→ Task to carry out
All lines in which the word "height" occurs are to be extracted.

Data entries:
□ □ □ □
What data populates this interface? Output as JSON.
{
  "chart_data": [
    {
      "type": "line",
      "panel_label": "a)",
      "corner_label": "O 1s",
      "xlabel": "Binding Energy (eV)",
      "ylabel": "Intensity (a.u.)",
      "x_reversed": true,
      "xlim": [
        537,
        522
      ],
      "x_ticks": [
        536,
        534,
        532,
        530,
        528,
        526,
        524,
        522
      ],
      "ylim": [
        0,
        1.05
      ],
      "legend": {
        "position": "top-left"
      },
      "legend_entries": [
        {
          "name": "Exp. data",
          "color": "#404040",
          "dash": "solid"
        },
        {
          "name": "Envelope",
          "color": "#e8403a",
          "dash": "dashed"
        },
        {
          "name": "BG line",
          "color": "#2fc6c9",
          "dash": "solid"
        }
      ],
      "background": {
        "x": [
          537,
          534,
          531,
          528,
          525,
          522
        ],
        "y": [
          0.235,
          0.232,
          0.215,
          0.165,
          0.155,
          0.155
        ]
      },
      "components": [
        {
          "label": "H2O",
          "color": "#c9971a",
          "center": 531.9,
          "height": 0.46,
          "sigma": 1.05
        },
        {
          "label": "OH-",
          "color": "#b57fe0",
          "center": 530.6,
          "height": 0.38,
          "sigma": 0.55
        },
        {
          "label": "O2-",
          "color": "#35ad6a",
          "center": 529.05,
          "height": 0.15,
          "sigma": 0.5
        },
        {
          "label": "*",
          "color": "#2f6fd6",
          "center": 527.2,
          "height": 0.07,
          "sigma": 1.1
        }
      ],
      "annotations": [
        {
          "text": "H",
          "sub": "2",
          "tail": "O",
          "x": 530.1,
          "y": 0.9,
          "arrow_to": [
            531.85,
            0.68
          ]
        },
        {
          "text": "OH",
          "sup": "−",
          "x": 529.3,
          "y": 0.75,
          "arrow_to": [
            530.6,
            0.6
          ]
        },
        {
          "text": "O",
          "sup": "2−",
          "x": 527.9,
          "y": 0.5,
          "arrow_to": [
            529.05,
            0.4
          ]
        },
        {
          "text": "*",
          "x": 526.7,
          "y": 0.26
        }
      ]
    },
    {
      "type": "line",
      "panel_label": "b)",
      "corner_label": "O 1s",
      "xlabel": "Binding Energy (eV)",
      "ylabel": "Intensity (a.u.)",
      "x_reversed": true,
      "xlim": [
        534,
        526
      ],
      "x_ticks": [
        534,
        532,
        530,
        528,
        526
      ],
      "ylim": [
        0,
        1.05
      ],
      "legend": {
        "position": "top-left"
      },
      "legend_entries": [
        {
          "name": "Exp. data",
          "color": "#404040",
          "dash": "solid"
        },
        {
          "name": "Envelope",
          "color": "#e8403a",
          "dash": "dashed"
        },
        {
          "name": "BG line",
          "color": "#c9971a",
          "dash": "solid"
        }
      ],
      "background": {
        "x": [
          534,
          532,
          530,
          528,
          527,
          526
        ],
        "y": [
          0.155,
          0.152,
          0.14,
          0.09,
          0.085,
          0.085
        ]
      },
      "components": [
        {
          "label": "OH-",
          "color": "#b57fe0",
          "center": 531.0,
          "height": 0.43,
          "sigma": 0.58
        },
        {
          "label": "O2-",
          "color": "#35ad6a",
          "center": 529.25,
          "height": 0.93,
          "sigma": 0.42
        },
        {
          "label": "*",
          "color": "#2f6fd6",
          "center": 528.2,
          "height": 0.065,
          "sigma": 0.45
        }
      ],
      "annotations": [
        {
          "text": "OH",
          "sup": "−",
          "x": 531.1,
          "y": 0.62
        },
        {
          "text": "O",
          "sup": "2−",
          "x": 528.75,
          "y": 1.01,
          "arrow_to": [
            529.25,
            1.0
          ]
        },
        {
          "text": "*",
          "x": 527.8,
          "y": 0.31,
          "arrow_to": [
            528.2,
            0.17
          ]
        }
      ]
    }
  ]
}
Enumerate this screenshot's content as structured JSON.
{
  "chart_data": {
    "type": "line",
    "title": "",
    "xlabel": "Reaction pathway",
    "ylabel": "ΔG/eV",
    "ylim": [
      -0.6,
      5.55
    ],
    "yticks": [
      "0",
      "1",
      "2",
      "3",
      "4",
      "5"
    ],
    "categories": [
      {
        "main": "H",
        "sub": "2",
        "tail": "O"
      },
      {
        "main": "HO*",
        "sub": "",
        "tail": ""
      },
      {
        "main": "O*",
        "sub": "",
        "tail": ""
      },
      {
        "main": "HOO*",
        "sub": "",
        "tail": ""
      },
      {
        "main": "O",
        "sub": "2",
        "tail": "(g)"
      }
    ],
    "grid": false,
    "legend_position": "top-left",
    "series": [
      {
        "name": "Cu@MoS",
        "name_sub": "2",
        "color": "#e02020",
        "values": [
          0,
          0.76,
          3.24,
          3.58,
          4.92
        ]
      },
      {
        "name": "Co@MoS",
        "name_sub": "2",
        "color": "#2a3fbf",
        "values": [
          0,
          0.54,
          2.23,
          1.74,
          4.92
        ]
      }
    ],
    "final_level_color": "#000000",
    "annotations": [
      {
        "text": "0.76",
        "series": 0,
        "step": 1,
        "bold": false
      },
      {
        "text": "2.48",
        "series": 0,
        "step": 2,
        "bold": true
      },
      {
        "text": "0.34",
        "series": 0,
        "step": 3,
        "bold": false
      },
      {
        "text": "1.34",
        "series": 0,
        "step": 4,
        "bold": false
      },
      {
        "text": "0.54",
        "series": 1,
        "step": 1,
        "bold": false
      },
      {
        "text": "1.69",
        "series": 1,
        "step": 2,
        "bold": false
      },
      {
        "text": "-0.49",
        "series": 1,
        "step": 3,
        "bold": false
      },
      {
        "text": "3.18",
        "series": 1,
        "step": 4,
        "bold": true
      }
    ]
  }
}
□ □ □ □
→ Answer
          "height": 0.46,
          "height": 0.38,
          "height": 0.15,
          "height": 0.07,
          "height": 0.43,
          "height": 0.93,
          "height": 0.065,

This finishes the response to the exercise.